*WHAT IS REQUIRED*: Can you transcribe the data exactly? Leave the pictures out.

-- BEGIN PROVIDED INFORMATION --

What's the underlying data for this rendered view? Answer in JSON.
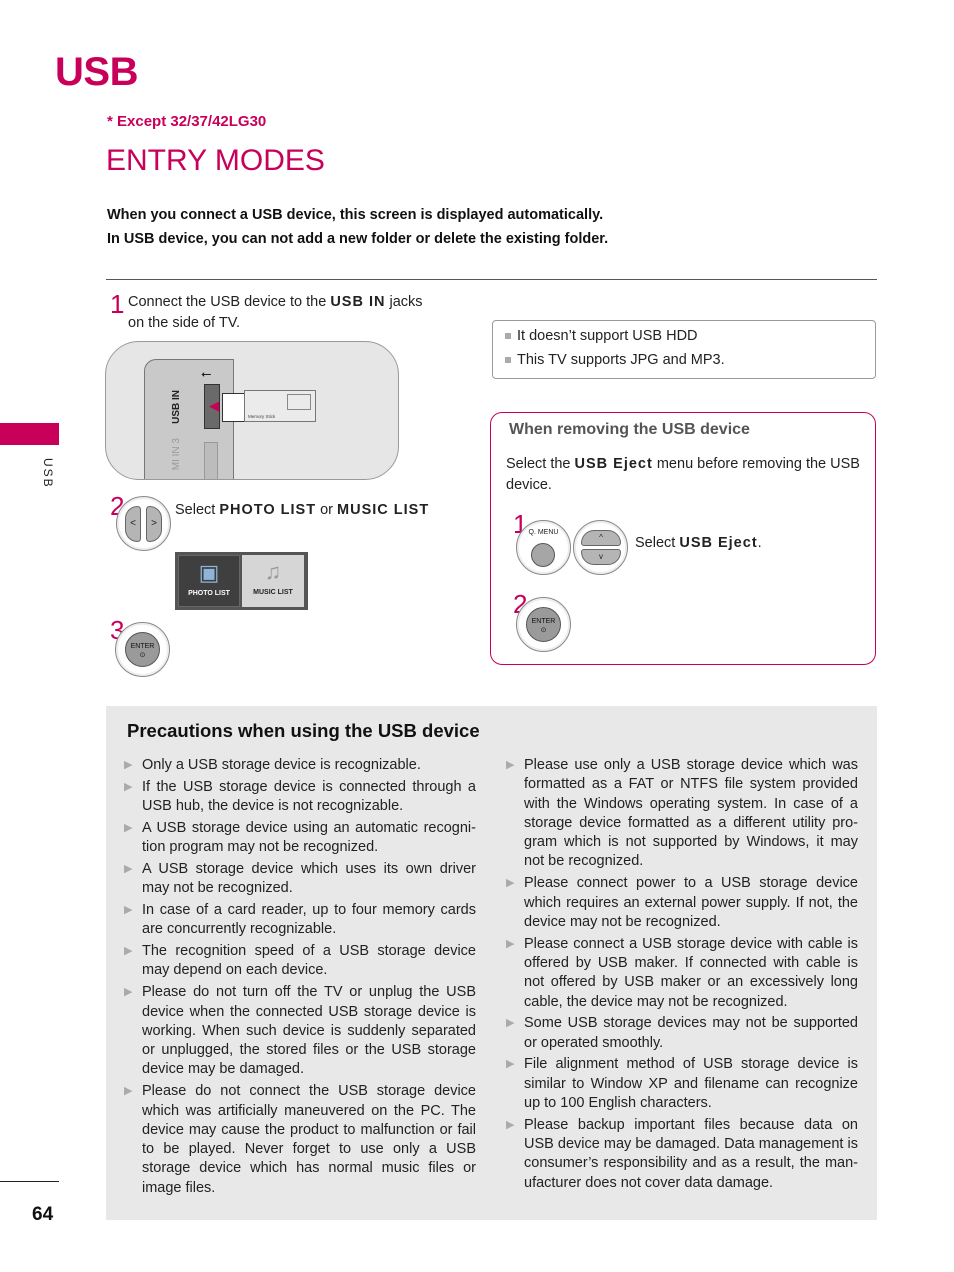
{
  "header": {
    "chapter_title": "USB",
    "model_note": "* Except 32/37/42LG30",
    "section_title": "ENTRY MODES",
    "intro_lines": [
      "When you connect a USB device, this screen is displayed automatically.",
      "In USB device, you can not add a new folder or delete the existing folder."
    ]
  },
  "side_tab": {
    "label": "USB",
    "accent_color": "#c8005a"
  },
  "steps": [
    {
      "number": "1",
      "text_before": "Connect the USB device to the ",
      "keyword": "USB IN",
      "text_after": " jacks on the side of TV."
    },
    {
      "number": "2",
      "text_before": "Select ",
      "keyword": "PHOTO LIST",
      "text_mid": " or ",
      "keyword2": "MUSIC LIST"
    },
    {
      "number": "3"
    }
  ],
  "illustration": {
    "port_label": "USB IN",
    "hdmi_label": "MI IN 3",
    "usb_symbol_icon": "usb-icon",
    "stick_label": "Memory Stick"
  },
  "list_menu": {
    "items": [
      {
        "label": "PHOTO LIST",
        "icon": "photo-icon"
      },
      {
        "label": "MUSIC LIST",
        "icon": "music-note-icon",
        "selected": true
      }
    ]
  },
  "remote_buttons": {
    "left": "<",
    "right": ">",
    "up": "^",
    "down": "v",
    "enter_label": "ENTER",
    "enter_symbol": "⊙",
    "qmenu_label": "Q. MENU"
  },
  "notes": [
    "It doesn’t support USB HDD",
    "This TV supports JPG and MP3."
  ],
  "removing": {
    "title": "When removing the USB device",
    "text_before": "Select the ",
    "keyword": "USB Eject",
    "text_after": " menu before removing the USB device.",
    "step1_number": "1",
    "step1_before": "Select ",
    "step1_keyword": "USB Eject",
    "step1_after": ".",
    "step2_number": "2"
  },
  "precautions": {
    "title": "Precautions when using the USB device",
    "left_items": [
      "Only a USB storage device is recognizable.",
      "If the USB storage device is connected through a USB hub, the device is not recognizable.",
      "A USB storage device using an automatic recogni-tion program may not be recognized.",
      "A USB storage device which uses its own driver may not be recognized.",
      "In case of a card reader, up to four memory cards are concurrently recognizable.",
      "The recognition speed of a USB storage device may depend on each device.",
      "Please do not turn off the TV or unplug the USB device when the connected USB storage device is working.  When such device is suddenly separated or unplugged, the stored files or the USB storage device may be damaged.",
      "Please do not connect the USB storage device which was artificially maneuvered on the PC.  The device may cause the product to malfunction or fail to be played.  Never forget to use only a USB storage device which has normal music files or image files."
    ],
    "right_items": [
      "Please use only a USB storage device which was formatted as a FAT or NTFS file system provided with the Windows operating system.  In case of a storage device formatted as a different utility pro-gram which is not supported by Windows, it may not be recognized.",
      "Please connect power to a USB storage device which requires an external power supply.  If not, the device may not be recognized.",
      "Please connect a USB storage device with cable is offered by USB maker.  If connected with cable is not offered by USB maker or an excessively long cable, the device may not be recognized.",
      "Some USB storage devices may not be supported or operated smoothly.",
      "File alignment method of USB storage device is similar to Window XP and filename can recognize up to 100 English characters.",
      "Please backup important files because data on USB device may be damaged. Data management is consumer’s responsibility and as a result, the man-ufacturer does not cover data damage."
    ],
    "bullet_icon": "▶"
  },
  "footer": {
    "page_number": "64"
  }
}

-- END PROVIDED INFORMATION --

*WRITTEN RESPONSE*:
What's the underlying data for this rendered view? Answer in JSON.
{
  "header": {
    "chapter_title": "USB",
    "model_note": "* Except 32/37/42LG30",
    "section_title": "ENTRY MODES",
    "intro_lines": [
      "When you connect a USB device, this screen is displayed automatically.",
      "In USB device, you can not add a new folder or delete the existing folder."
    ]
  },
  "side_tab": {
    "label": "USB",
    "accent_color": "#c8005a"
  },
  "steps": [
    {
      "number": "1",
      "text_before": "Connect the USB device to the ",
      "keyword": "USB IN",
      "text_after": " jacks on the side of TV."
    },
    {
      "number": "2",
      "text_before": "Select ",
      "keyword": "PHOTO LIST",
      "text_mid": " or ",
      "keyword2": "MUSIC LIST"
    },
    {
      "number": "3"
    }
  ],
  "illustration": {
    "port_label": "USB IN",
    "hdmi_label": "MI IN 3",
    "usb_symbol_icon": "usb-icon",
    "stick_label": "Memory Stick"
  },
  "list_menu": {
    "items": [
      {
        "label": "PHOTO LIST",
        "icon": "photo-icon"
      },
      {
        "label": "MUSIC LIST",
        "icon": "music-note-icon",
        "selected": true
      }
    ]
  },
  "remote_buttons": {
    "left": "<",
    "right": ">",
    "up": "^",
    "down": "v",
    "enter_label": "ENTER",
    "enter_symbol": "⊙",
    "qmenu_label": "Q. MENU"
  },
  "notes": [
    "It doesn’t support USB HDD",
    "This TV supports JPG and MP3."
  ],
  "removing": {
    "title": "When removing the USB device",
    "text_before": "Select the ",
    "keyword": "USB Eject",
    "text_after": " menu before removing the USB device.",
    "step1_number": "1",
    "step1_before": "Select ",
    "step1_keyword": "USB Eject",
    "step1_after": ".",
    "step2_number": "2"
  },
  "precautions": {
    "title": "Precautions when using the USB device",
    "left_items": [
      "Only a USB storage device is recognizable.",
      "If the USB storage device is connected through a USB hub, the device is not recognizable.",
      "A USB storage device using an automatic recogni-tion program may not be recognized.",
      "A USB storage device which uses its own driver may not be recognized.",
      "In case of a card reader, up to four memory cards are concurrently recognizable.",
      "The recognition speed of a USB storage device may depend on each device.",
      "Please do not turn off the TV or unplug the USB device when the connected USB storage device is working.  When such device is suddenly separated or unplugged, the stored files or the USB storage device may be damaged.",
      "Please do not connect the USB storage device which was artificially maneuvered on the PC.  The device may cause the product to malfunction or fail to be played.  Never forget to use only a USB storage device which has normal music files or image files."
    ],
    "right_items": [
      "Please use only a USB storage device which was formatted as a FAT or NTFS file system provided with the Windows operating system.  In case of a storage device formatted as a different utility pro-gram which is not supported by Windows, it may not be recognized.",
      "Please connect power to a USB storage device which requires an external power supply.  If not, the device may not be recognized.",
      "Please connect a USB storage device with cable is offered by USB maker.  If connected with cable is not offered by USB maker or an excessively long cable, the device may not be recognized.",
      "Some USB storage devices may not be supported or operated smoothly.",
      "File alignment method of USB storage device is similar to Window XP and filename can recognize up to 100 English characters.",
      "Please backup important files because data on USB device may be damaged. Data management is consumer’s responsibility and as a result, the man-ufacturer does not cover data damage."
    ],
    "bullet_icon": "▶"
  },
  "footer": {
    "page_number": "64"
  }
}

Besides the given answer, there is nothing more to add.